• [Data supplied]

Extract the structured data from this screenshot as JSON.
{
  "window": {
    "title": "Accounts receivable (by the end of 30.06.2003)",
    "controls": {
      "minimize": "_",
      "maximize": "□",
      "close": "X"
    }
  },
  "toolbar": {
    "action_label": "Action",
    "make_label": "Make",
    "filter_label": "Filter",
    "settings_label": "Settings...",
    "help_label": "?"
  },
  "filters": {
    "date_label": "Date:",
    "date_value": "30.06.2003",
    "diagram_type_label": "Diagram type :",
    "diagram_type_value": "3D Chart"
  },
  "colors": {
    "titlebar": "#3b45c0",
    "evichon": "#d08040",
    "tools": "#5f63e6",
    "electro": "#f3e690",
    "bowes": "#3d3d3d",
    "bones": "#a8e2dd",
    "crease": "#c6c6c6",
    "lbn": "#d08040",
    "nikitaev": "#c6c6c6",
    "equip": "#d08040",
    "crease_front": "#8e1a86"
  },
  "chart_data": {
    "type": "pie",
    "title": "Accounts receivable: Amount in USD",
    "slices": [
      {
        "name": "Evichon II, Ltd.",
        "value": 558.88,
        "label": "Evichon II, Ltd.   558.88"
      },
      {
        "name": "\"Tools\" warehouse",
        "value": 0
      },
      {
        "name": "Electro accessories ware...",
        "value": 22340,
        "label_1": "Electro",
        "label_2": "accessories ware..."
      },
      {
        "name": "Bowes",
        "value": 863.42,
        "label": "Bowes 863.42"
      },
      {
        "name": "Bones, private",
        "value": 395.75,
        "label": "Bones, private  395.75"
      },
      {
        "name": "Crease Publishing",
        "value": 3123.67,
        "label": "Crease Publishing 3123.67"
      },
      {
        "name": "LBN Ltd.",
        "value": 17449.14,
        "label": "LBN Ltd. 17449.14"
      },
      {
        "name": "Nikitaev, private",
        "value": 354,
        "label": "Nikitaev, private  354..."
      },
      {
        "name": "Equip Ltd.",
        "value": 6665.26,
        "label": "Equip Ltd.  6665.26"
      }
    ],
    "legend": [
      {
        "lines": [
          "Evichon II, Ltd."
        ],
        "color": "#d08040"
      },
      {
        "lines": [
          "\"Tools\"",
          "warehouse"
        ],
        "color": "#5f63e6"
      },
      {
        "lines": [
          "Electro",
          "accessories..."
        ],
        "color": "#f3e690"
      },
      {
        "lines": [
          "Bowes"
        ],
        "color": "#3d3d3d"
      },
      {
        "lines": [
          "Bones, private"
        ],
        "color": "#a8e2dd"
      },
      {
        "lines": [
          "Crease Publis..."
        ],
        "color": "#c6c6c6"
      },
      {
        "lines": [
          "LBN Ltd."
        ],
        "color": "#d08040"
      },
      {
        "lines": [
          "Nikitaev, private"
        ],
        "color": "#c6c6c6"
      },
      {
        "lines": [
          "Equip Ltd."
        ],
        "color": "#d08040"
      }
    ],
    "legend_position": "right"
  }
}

• [Exercise directions] The records above must be output exactly, in full.

• [Result of this exercise]
Extract the structured data from this screenshot as JSON.
{
  "window": {
    "title": "Accounts receivable (by the end of 30.06.2003)",
    "controls": {
      "minimize": "_",
      "maximize": "□",
      "close": "X"
    }
  },
  "toolbar": {
    "action_label": "Action",
    "make_label": "Make",
    "filter_label": "Filter",
    "settings_label": "Settings...",
    "help_label": "?"
  },
  "filters": {
    "date_label": "Date:",
    "date_value": "30.06.2003",
    "diagram_type_label": "Diagram type :",
    "diagram_type_value": "3D Chart"
  },
  "colors": {
    "titlebar": "#3b45c0",
    "evichon": "#d08040",
    "tools": "#5f63e6",
    "electro": "#f3e690",
    "bowes": "#3d3d3d",
    "bones": "#a8e2dd",
    "crease": "#c6c6c6",
    "lbn": "#d08040",
    "nikitaev": "#c6c6c6",
    "equip": "#d08040",
    "crease_front": "#8e1a86"
  },
  "chart_data": {
    "type": "pie",
    "title": "Accounts receivable: Amount in USD",
    "slices": [
      {
        "name": "Evichon II, Ltd.",
        "value": 558.88,
        "label": "Evichon II, Ltd.   558.88"
      },
      {
        "name": "\"Tools\" warehouse",
        "value": 0
      },
      {
        "name": "Electro accessories ware...",
        "value": 22340,
        "label_1": "Electro",
        "label_2": "accessories ware..."
      },
      {
        "name": "Bowes",
        "value": 863.42,
        "label": "Bowes 863.42"
      },
      {
        "name": "Bones, private",
        "value": 395.75,
        "label": "Bones, private  395.75"
      },
      {
        "name": "Crease Publishing",
        "value": 3123.67,
        "label": "Crease Publishing 3123.67"
      },
      {
        "name": "LBN Ltd.",
        "value": 17449.14,
        "label": "LBN Ltd. 17449.14"
      },
      {
        "name": "Nikitaev, private",
        "value": 354,
        "label": "Nikitaev, private  354..."
      },
      {
        "name": "Equip Ltd.",
        "value": 6665.26,
        "label": "Equip Ltd.  6665.26"
      }
    ],
    "legend": [
      {
        "lines": [
          "Evichon II, Ltd."
        ],
        "color": "#d08040"
      },
      {
        "lines": [
          "\"Tools\"",
          "warehouse"
        ],
        "color": "#5f63e6"
      },
      {
        "lines": [
          "Electro",
          "accessories..."
        ],
        "color": "#f3e690"
      },
      {
        "lines": [
          "Bowes"
        ],
        "color": "#3d3d3d"
      },
      {
        "lines": [
          "Bones, private"
        ],
        "color": "#a8e2dd"
      },
      {
        "lines": [
          "Crease Publis..."
        ],
        "color": "#c6c6c6"
      },
      {
        "lines": [
          "LBN Ltd."
        ],
        "color": "#d08040"
      },
      {
        "lines": [
          "Nikitaev, private"
        ],
        "color": "#c6c6c6"
      },
      {
        "lines": [
          "Equip Ltd."
        ],
        "color": "#d08040"
      }
    ],
    "legend_position": "right"
  }
}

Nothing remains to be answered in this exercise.